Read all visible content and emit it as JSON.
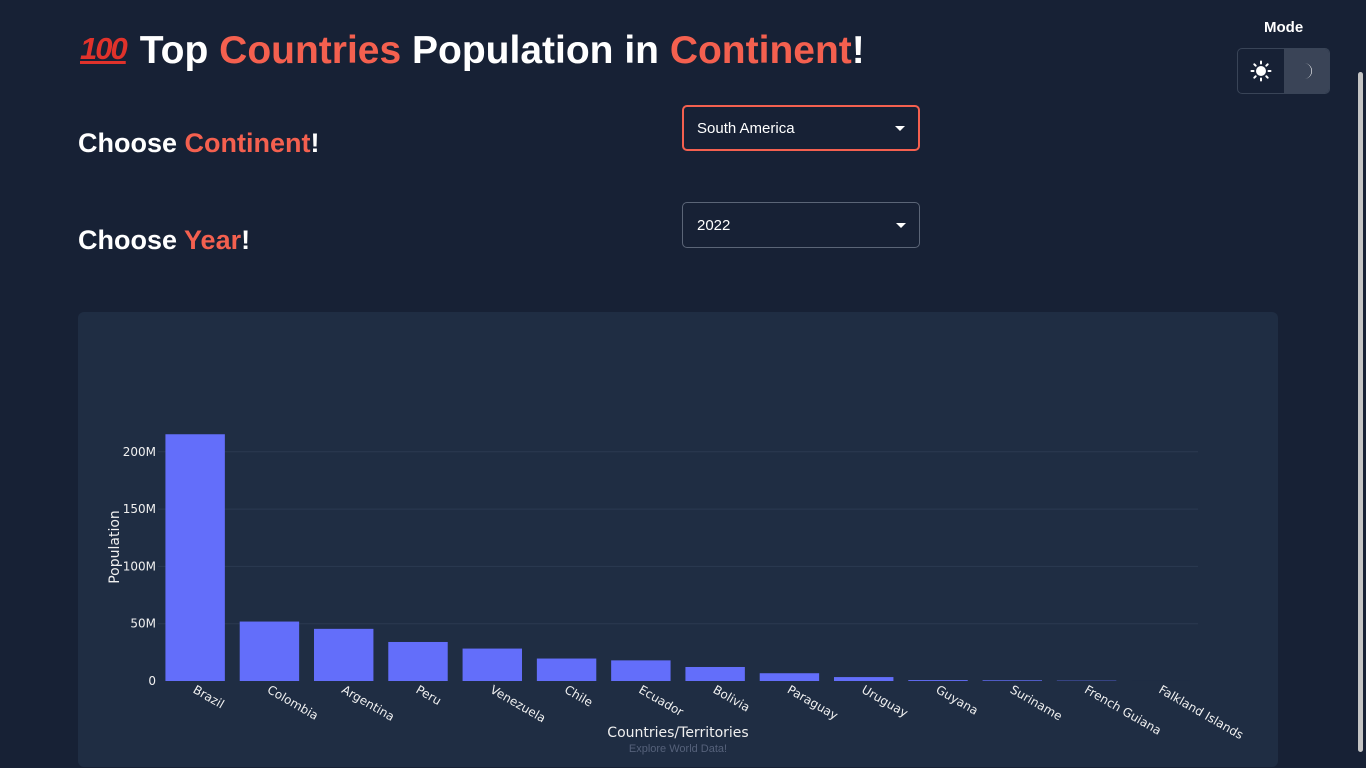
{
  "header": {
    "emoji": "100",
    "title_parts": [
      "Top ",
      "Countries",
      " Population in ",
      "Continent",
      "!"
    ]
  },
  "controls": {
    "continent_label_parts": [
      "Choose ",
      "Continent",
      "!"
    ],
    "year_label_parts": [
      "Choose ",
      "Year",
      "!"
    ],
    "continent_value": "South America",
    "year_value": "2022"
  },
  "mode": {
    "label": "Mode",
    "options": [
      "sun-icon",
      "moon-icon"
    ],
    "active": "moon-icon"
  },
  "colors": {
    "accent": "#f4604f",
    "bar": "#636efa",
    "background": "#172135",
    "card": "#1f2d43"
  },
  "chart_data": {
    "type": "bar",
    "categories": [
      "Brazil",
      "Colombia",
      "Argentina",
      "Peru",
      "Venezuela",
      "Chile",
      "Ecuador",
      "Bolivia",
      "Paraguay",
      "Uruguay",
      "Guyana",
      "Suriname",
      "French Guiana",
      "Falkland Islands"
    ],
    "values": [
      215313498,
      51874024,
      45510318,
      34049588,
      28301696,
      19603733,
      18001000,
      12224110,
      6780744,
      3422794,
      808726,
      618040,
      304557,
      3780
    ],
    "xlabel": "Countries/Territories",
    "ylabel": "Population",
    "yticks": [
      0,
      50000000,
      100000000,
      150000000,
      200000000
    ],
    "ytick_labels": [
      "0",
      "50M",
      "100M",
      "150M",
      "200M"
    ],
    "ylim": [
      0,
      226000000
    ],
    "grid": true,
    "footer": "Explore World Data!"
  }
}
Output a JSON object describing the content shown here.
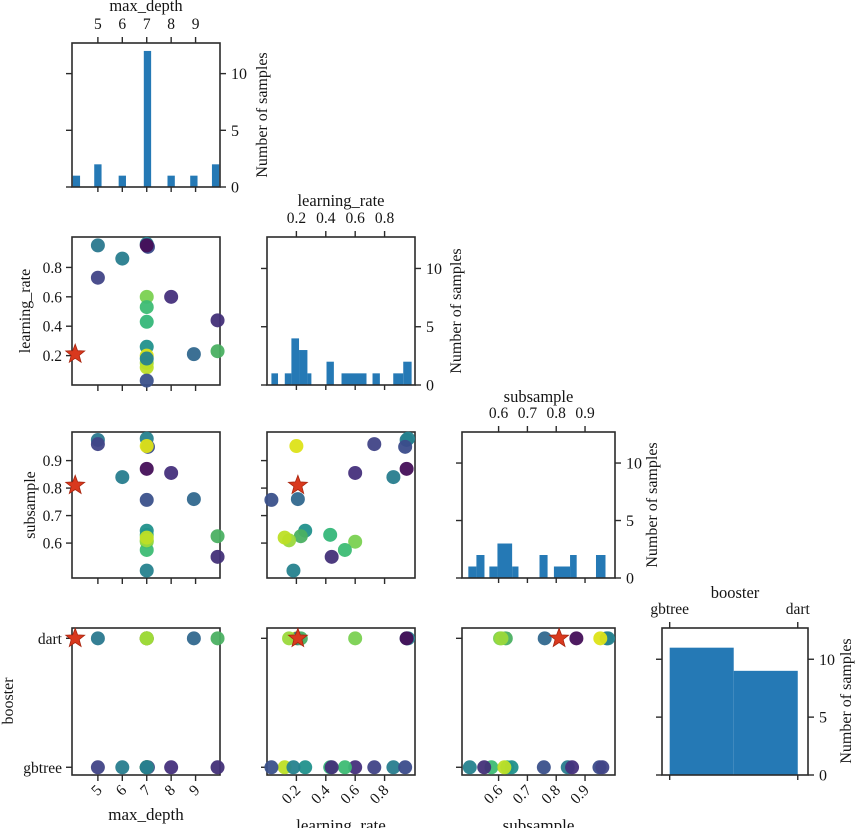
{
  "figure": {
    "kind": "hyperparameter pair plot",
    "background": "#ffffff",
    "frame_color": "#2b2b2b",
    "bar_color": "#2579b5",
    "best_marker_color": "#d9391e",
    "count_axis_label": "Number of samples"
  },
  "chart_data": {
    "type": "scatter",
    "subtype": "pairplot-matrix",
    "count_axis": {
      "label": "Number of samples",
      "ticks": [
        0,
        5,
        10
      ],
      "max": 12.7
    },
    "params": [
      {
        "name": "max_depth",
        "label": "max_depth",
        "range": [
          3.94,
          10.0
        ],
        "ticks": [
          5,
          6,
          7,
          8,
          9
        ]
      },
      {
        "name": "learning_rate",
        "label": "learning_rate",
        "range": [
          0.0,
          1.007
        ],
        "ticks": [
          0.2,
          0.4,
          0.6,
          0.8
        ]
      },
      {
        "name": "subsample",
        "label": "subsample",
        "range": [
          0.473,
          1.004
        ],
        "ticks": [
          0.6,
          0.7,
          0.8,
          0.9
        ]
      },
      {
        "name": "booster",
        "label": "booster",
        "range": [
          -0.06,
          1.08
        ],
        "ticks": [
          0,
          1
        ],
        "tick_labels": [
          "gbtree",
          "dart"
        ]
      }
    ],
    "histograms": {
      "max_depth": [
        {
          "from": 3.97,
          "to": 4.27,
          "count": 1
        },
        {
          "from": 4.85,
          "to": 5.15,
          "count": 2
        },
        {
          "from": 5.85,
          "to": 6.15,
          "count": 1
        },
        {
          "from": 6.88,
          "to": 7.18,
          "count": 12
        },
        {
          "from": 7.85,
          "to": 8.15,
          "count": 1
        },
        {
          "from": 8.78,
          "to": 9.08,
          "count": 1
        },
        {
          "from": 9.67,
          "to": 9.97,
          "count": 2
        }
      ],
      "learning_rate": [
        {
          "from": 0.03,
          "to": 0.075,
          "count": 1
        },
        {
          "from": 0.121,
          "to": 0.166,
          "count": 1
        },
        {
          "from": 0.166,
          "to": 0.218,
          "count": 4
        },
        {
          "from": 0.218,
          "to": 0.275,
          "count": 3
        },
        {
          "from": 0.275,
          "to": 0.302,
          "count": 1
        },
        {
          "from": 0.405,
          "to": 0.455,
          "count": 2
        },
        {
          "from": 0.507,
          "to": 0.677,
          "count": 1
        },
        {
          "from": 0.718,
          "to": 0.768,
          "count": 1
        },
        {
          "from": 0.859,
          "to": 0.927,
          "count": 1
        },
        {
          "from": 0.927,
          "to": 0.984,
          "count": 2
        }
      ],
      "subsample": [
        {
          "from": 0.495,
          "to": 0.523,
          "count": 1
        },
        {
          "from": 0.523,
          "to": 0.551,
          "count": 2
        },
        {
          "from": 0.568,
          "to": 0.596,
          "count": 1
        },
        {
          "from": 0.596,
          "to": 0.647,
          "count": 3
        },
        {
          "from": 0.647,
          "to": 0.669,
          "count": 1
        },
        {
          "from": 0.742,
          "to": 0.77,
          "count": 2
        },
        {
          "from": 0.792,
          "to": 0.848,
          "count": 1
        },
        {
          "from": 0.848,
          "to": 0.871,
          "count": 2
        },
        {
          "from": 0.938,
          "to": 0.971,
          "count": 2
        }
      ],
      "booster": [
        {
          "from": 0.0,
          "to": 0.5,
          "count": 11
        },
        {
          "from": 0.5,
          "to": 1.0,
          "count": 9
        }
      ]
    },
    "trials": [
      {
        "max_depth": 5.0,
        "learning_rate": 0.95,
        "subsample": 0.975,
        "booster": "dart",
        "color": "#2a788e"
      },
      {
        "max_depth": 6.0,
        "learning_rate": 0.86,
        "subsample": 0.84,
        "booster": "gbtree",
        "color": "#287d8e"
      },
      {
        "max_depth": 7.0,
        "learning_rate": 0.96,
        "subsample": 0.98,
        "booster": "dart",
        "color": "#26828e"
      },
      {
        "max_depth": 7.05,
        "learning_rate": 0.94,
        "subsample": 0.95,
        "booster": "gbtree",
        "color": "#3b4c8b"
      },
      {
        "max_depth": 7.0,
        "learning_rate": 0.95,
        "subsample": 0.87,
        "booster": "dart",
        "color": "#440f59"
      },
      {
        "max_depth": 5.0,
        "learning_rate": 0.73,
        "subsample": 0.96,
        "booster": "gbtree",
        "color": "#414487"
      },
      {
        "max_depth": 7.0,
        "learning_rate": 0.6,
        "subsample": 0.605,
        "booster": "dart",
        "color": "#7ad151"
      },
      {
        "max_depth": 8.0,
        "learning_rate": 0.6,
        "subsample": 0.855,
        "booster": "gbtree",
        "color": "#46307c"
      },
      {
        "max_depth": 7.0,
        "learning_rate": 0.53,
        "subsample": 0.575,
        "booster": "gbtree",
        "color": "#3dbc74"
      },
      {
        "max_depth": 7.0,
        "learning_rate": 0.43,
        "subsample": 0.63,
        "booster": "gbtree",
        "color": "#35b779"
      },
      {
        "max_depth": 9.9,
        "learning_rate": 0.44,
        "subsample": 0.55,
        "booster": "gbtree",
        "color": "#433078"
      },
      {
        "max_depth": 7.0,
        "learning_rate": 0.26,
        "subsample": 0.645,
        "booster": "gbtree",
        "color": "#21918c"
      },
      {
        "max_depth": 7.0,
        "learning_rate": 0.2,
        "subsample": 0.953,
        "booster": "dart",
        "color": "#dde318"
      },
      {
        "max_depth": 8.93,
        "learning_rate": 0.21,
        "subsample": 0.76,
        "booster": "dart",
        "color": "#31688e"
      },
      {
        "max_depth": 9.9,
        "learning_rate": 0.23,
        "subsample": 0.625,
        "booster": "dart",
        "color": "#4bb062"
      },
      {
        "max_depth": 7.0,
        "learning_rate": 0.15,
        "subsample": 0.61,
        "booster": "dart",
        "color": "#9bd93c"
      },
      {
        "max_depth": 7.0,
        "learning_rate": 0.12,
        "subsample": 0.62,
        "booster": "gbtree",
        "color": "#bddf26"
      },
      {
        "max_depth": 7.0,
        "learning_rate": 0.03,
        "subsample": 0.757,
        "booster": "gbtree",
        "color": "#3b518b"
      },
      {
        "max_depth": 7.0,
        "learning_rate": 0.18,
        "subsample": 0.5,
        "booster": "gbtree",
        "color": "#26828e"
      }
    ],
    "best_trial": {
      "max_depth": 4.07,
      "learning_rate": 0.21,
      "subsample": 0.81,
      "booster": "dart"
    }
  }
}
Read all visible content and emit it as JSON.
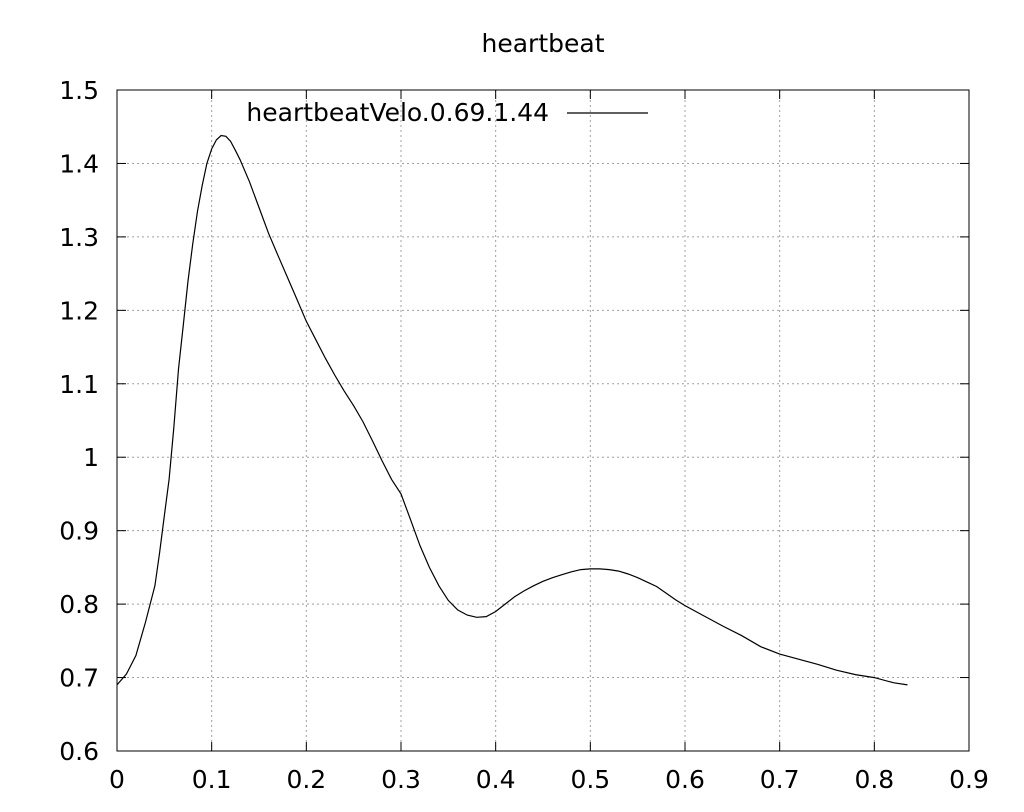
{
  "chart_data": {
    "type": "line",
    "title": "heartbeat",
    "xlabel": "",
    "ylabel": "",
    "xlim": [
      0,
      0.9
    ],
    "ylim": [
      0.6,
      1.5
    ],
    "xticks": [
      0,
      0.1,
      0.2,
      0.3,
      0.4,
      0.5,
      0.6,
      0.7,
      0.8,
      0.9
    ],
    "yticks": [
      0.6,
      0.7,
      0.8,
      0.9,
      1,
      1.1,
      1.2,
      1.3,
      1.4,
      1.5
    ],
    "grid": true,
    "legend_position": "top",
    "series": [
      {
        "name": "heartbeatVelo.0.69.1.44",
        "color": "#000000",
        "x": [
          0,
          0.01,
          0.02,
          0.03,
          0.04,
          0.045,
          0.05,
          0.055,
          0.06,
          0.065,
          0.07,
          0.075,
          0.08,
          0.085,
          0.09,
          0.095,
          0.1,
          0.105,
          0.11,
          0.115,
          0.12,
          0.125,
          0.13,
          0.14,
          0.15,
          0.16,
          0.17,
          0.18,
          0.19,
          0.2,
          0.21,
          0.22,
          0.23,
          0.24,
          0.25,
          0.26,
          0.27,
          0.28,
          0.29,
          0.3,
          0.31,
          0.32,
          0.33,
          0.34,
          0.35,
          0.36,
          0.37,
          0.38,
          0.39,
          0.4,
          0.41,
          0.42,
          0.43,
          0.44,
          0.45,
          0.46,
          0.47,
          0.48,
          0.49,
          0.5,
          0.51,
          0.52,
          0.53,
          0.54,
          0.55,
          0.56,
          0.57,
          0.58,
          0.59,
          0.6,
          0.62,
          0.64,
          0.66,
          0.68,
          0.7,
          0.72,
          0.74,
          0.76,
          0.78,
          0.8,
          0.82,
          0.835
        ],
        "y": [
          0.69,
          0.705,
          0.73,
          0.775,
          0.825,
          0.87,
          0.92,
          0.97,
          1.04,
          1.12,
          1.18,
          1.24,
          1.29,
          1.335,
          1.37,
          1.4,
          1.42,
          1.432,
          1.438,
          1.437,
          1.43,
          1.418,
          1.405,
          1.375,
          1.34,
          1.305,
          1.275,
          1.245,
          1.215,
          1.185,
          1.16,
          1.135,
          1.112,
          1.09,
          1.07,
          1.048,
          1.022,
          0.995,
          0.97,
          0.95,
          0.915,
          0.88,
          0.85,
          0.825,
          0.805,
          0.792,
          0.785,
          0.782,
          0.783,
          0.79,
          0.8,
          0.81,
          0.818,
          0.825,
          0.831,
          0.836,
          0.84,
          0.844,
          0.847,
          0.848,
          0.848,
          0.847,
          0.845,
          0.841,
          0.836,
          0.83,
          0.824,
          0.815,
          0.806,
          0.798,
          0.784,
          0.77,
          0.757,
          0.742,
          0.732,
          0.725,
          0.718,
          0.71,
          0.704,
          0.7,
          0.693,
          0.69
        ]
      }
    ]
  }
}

Exercise - Copy every line from the records above that contains the word "background".

Exercise response -
    "background": "#172135",
    "background": "#ffffff",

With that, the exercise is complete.